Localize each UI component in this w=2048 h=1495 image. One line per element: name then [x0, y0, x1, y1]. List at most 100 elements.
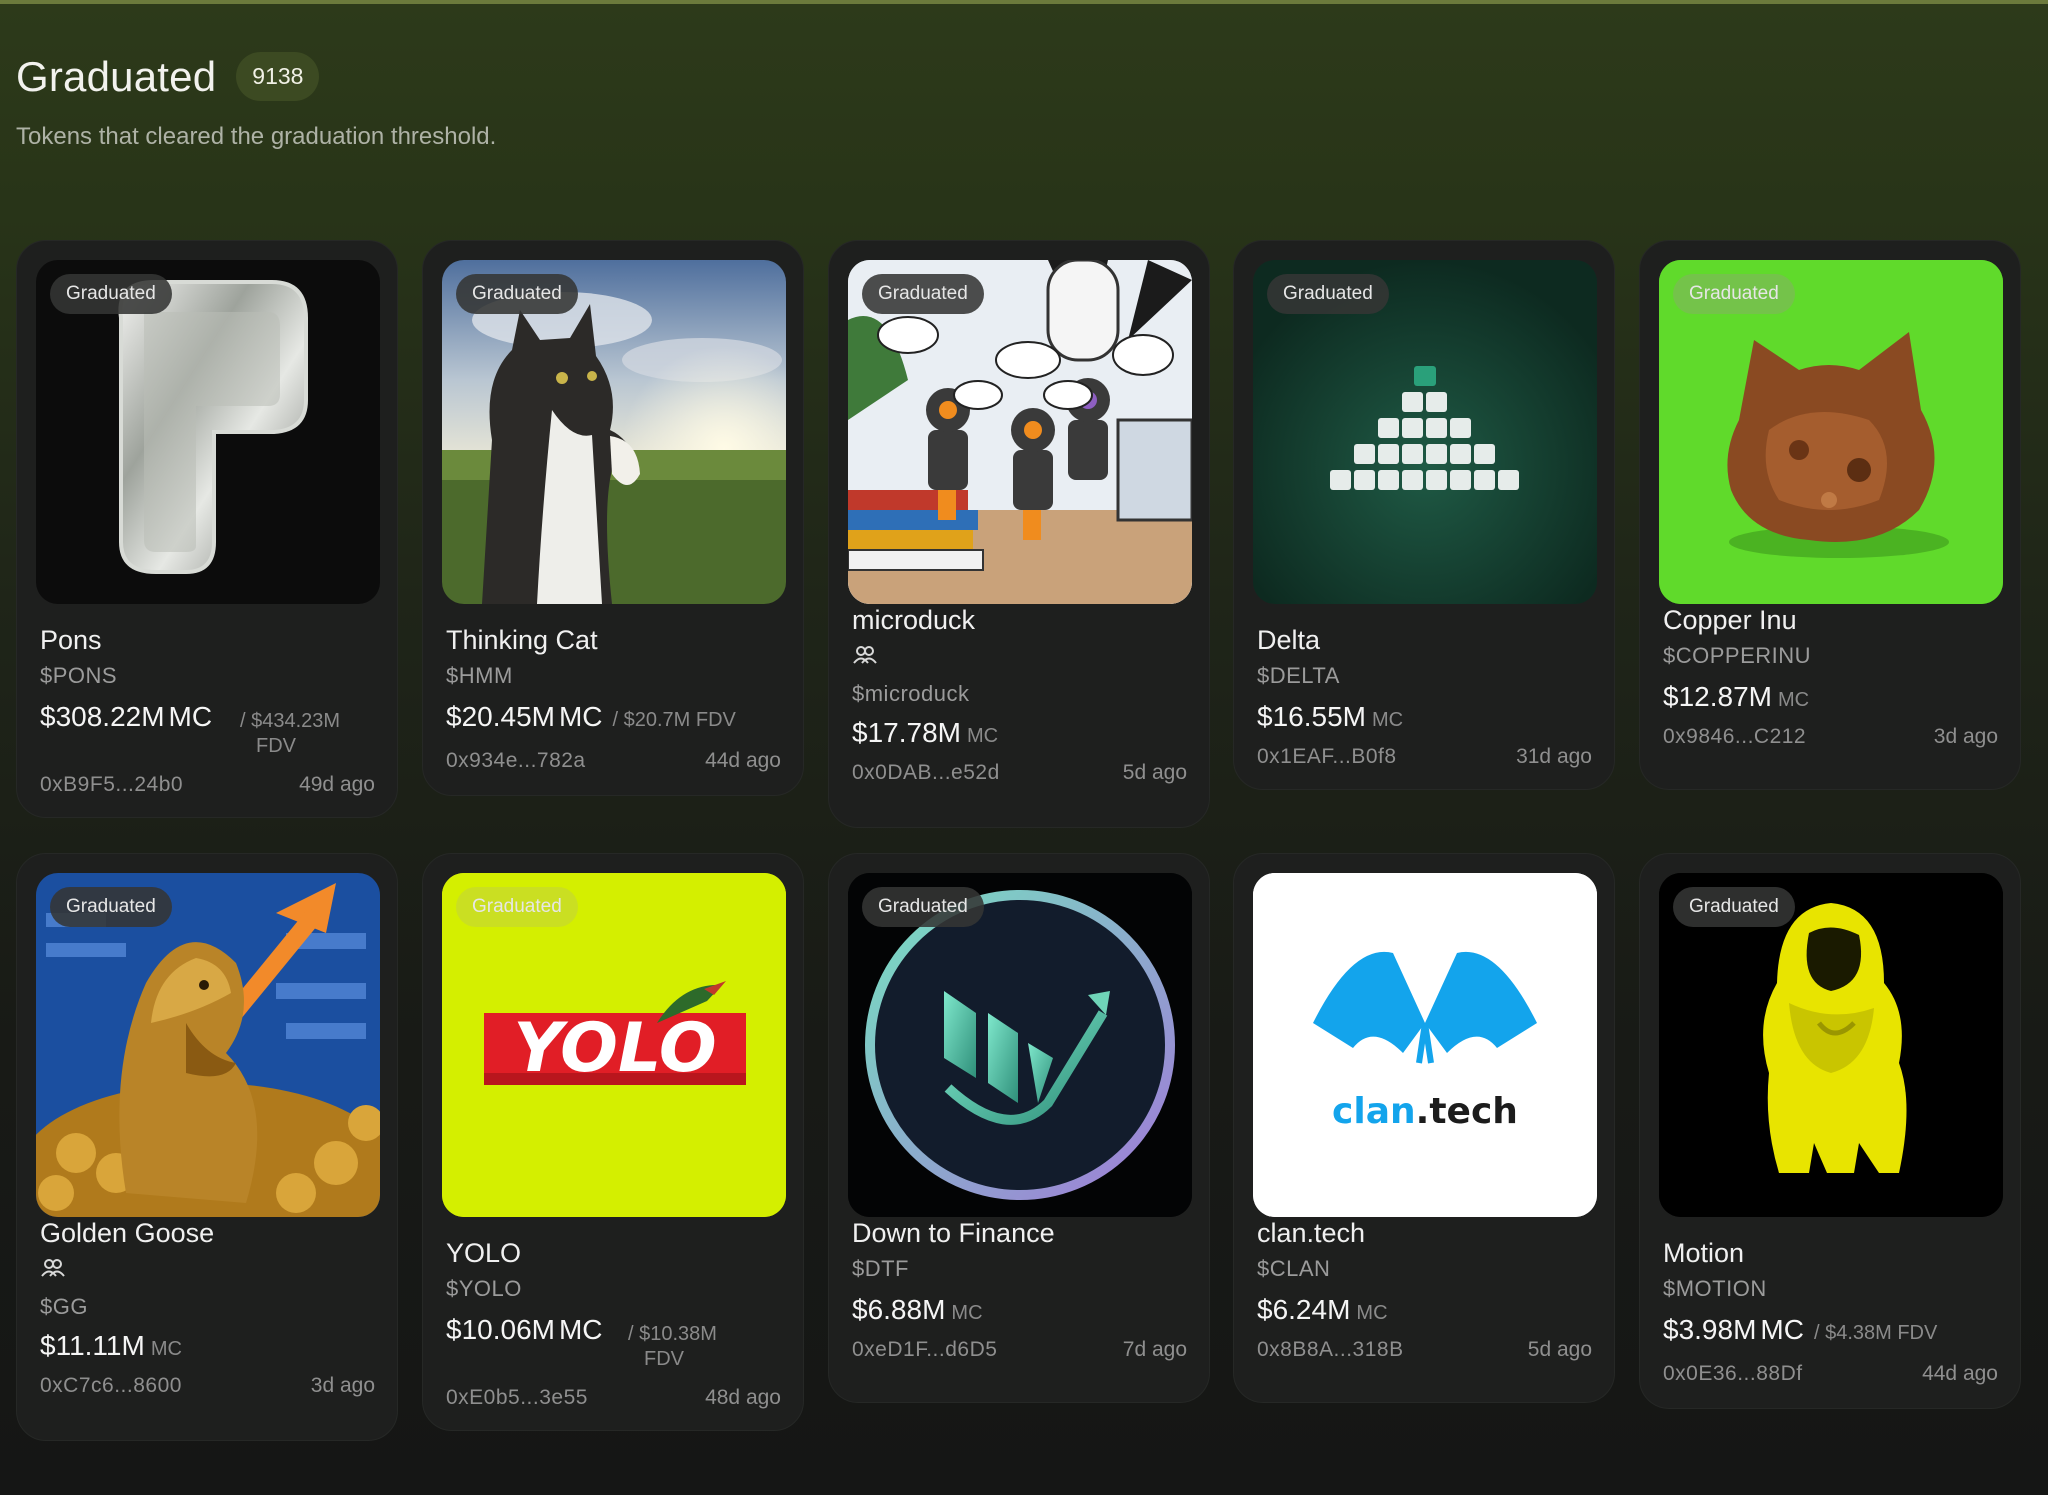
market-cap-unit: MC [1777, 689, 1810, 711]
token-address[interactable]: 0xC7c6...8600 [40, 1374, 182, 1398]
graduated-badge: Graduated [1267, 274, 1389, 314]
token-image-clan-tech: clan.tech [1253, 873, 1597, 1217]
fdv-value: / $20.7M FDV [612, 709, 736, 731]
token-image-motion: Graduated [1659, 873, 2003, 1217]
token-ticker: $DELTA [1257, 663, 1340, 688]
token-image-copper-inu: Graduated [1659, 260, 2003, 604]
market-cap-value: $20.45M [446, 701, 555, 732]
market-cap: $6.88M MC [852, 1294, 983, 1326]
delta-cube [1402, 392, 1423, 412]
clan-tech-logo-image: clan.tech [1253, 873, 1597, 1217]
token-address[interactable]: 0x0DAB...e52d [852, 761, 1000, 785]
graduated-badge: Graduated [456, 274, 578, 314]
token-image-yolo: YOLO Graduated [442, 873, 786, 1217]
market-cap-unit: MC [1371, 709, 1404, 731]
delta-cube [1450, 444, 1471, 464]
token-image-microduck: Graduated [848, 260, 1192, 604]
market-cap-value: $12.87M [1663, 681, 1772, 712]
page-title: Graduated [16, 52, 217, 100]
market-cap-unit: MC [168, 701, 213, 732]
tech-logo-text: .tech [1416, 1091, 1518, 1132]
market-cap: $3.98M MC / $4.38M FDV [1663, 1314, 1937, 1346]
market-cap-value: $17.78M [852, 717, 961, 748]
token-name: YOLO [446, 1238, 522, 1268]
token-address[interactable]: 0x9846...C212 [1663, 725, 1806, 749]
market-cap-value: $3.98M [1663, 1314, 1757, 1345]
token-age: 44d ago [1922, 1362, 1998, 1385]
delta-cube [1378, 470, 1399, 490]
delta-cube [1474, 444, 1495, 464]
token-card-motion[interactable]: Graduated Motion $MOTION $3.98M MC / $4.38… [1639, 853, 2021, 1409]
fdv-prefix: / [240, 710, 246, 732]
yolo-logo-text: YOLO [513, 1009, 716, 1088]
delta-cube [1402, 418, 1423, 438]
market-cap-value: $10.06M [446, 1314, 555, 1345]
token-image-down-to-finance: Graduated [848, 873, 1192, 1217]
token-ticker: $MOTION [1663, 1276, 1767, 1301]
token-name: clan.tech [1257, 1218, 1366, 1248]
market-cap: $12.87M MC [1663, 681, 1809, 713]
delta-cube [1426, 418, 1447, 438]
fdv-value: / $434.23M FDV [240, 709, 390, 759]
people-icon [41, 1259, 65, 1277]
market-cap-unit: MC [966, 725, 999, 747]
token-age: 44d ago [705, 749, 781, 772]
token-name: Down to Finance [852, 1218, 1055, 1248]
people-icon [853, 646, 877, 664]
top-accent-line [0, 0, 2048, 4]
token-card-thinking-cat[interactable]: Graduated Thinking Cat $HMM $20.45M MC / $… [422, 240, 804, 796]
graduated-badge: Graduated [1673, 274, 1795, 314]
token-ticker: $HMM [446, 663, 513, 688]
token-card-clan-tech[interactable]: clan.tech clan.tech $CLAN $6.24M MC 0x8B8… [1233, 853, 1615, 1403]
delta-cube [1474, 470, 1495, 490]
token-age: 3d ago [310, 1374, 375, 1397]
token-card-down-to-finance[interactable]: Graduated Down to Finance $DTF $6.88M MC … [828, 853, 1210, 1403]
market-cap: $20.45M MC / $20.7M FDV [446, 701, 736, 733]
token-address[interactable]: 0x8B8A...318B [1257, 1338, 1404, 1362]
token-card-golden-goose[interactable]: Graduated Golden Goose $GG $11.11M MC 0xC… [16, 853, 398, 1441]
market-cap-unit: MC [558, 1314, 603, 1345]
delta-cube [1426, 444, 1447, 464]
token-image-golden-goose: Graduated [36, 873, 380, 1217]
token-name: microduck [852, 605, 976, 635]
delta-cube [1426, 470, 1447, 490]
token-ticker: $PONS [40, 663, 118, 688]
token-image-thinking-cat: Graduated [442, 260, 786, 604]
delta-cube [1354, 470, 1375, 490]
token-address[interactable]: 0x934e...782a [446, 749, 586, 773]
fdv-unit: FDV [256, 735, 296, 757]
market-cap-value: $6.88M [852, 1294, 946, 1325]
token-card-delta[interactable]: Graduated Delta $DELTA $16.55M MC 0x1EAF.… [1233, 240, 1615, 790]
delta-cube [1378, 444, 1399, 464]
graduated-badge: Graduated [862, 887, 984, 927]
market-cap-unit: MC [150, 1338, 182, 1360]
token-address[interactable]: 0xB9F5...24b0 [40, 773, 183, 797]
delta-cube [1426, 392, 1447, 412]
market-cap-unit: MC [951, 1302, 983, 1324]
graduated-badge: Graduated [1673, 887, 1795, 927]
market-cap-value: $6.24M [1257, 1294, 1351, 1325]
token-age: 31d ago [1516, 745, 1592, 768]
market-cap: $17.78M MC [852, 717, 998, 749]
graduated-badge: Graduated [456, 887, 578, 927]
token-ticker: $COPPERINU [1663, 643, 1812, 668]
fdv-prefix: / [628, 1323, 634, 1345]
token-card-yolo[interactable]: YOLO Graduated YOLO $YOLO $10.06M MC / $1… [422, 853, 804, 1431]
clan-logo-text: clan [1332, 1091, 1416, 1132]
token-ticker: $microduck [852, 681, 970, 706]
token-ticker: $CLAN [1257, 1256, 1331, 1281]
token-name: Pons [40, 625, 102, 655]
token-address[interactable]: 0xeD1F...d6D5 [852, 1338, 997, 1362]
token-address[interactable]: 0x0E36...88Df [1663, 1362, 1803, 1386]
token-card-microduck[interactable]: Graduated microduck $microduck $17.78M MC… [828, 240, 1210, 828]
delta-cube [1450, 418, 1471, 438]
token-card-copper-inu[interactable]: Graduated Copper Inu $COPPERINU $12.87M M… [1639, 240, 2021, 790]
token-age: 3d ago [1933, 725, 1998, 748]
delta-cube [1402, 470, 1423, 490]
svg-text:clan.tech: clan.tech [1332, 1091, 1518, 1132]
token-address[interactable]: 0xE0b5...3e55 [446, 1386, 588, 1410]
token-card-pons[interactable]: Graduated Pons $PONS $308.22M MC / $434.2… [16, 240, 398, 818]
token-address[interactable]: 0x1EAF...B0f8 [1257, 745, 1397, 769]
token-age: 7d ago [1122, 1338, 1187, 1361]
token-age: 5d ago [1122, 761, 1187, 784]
--
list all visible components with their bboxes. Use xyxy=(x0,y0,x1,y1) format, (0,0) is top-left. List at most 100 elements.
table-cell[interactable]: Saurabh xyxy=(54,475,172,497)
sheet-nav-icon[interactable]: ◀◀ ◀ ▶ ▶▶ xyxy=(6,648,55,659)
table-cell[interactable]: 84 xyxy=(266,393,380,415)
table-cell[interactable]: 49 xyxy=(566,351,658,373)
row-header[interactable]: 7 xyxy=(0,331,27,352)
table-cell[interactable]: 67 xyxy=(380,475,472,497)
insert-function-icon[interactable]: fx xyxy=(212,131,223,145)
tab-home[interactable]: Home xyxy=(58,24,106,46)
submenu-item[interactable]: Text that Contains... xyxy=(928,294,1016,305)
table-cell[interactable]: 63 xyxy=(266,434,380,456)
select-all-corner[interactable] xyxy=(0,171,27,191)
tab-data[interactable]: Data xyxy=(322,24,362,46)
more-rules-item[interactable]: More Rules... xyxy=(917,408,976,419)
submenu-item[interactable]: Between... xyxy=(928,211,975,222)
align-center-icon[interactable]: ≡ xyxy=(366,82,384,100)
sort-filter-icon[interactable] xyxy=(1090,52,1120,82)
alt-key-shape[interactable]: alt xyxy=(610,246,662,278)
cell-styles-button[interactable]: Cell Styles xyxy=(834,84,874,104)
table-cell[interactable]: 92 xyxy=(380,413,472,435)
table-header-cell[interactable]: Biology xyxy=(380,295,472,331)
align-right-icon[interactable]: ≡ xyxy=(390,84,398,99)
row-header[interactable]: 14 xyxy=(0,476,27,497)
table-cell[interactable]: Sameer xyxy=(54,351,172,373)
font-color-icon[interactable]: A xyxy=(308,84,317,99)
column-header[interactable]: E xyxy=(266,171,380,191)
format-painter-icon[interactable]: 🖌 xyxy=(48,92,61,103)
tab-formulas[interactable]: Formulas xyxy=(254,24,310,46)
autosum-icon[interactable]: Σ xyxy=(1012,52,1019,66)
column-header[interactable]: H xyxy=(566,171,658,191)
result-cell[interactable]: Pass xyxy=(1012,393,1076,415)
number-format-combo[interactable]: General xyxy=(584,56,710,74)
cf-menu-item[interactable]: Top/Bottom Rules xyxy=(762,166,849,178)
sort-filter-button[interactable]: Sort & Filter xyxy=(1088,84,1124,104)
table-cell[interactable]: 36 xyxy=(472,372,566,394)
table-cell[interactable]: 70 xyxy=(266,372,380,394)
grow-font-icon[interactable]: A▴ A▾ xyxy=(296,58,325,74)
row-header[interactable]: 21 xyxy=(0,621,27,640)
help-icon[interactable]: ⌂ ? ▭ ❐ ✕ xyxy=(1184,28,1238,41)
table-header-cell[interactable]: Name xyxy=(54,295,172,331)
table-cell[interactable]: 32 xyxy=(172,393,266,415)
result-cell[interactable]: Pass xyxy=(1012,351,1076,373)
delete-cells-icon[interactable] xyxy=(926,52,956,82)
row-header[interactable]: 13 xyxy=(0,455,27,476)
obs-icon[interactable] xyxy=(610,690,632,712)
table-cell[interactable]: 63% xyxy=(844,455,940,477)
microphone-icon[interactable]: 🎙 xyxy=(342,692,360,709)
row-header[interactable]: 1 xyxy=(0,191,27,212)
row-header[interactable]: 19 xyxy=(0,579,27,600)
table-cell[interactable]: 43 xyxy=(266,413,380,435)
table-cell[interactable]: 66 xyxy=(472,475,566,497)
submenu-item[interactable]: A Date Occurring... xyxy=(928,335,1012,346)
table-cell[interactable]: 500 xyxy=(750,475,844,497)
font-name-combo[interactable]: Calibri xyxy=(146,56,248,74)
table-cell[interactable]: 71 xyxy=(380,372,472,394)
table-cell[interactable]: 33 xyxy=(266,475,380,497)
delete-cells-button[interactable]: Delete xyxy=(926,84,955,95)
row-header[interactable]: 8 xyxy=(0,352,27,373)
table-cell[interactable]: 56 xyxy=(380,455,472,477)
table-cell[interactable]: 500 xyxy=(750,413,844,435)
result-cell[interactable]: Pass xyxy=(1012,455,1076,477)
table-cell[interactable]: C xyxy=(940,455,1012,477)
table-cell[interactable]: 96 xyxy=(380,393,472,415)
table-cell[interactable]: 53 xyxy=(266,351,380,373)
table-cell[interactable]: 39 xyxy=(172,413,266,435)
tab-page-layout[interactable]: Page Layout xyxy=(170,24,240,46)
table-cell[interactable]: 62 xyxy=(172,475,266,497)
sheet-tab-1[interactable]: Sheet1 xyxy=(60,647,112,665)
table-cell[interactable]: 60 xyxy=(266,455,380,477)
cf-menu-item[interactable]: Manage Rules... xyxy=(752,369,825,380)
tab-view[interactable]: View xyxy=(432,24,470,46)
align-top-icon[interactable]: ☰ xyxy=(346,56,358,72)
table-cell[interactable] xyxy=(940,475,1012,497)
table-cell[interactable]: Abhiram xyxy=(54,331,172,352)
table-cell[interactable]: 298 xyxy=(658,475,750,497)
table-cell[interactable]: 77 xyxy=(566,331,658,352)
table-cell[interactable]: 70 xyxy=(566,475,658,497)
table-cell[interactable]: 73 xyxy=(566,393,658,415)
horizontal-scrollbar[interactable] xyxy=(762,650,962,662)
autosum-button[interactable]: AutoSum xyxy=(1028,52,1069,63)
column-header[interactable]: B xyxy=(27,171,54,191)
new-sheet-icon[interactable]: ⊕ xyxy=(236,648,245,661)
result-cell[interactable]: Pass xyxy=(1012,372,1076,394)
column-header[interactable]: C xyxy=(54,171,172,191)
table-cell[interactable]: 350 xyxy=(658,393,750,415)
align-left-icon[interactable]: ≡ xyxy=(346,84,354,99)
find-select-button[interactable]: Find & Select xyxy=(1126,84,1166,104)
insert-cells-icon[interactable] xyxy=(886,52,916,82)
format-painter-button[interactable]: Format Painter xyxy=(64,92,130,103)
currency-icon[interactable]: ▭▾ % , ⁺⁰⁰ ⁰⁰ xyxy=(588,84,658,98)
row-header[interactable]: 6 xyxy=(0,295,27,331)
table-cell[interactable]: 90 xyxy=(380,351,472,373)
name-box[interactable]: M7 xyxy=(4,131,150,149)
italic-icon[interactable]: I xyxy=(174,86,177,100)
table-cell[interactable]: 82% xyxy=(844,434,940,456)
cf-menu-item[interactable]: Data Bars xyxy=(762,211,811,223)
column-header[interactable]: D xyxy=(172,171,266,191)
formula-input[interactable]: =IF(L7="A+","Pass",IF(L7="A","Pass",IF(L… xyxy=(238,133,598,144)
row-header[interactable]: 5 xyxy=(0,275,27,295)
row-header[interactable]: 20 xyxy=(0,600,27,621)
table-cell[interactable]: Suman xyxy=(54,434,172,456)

Problem description - Can you rewrite the records from the line with "list all visible" up to and including the line with "sheet-nav-icon[interactable]: ◀◀ ◀" as a JSON list of strings, one string per line, skipping any blank lines?

Solution to the exercise -
[
  "list all visible components with their bboxes. Use xyxy=(x0,y0,x1,y1) format, (0,0) is top-left. List at most 100 elements.",
  "table-cell[interactable]: Saurabh xyxy=(54,475,172,497)",
  "sheet-nav-icon[interactable]: ◀◀ ◀ ▶ ▶▶ xyxy=(6,648,55,659)"
]